*DIRECTIONS:*
Examine the entries and show every line in which the word "externe" is found.
====== MATERIALS PROVIDED
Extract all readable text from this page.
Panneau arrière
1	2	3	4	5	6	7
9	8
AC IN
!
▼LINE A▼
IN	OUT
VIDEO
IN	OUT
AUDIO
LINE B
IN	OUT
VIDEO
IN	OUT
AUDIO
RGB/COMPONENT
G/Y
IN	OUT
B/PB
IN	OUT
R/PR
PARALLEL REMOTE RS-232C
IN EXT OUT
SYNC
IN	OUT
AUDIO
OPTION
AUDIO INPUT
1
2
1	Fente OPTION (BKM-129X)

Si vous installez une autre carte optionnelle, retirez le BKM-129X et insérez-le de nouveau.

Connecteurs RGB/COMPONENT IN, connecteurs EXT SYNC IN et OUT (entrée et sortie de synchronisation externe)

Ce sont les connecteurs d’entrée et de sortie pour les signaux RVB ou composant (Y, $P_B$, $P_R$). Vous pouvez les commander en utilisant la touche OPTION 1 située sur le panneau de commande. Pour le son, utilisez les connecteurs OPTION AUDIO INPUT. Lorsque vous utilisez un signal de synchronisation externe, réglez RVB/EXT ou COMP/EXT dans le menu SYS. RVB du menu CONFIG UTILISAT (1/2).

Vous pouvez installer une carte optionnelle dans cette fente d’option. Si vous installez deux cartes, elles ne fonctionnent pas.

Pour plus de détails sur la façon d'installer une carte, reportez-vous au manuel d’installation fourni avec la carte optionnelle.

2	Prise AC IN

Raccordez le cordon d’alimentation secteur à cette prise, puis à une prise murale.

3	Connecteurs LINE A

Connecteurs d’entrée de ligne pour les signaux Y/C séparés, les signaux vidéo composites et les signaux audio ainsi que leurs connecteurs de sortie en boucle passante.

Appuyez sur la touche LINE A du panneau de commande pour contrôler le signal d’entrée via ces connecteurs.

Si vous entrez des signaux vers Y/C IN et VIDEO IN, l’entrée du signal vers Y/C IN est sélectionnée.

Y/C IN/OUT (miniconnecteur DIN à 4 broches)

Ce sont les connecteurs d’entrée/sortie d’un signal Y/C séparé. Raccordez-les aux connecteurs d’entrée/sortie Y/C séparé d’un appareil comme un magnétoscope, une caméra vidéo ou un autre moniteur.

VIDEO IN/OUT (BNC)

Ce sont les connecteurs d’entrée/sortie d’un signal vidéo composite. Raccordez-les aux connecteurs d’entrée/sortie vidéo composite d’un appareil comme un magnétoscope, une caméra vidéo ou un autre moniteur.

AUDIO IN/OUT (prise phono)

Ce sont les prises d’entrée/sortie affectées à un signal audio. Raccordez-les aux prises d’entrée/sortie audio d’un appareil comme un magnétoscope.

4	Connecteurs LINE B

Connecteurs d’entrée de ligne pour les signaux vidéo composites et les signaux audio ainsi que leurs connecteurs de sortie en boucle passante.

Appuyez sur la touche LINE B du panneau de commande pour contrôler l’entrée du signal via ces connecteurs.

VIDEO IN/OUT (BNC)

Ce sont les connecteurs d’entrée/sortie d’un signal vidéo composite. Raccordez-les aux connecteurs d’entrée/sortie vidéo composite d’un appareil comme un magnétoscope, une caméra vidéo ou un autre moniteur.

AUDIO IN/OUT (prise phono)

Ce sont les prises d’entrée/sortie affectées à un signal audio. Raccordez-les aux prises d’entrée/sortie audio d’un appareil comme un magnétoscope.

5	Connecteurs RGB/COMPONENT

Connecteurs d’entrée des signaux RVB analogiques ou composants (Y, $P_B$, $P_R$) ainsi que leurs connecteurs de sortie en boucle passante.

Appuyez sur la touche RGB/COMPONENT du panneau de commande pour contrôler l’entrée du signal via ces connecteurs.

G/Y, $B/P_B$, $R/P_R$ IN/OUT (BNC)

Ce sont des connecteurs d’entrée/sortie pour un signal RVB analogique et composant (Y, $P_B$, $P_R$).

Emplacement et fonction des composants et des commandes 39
============
*FULL OUTPUT:*
Connecteurs RGB/COMPONENT IN, connecteurs EXT SYNC IN et OUT (entrée et sortie de synchronisation externe)
Ce sont les connecteurs d’entrée et de sortie pour les signaux RVB ou composant (Y, $P_B$, $P_R$). Vous pouvez les commander en utilisant la touche OPTION 1 située sur le panneau de commande. Pour le son, utilisez les connecteurs OPTION AUDIO INPUT. Lorsque vous utilisez un signal de synchronisation externe, réglez RVB/EXT ou COMP/EXT dans le menu SYS. RVB du menu CONFIG UTILISAT (1/2).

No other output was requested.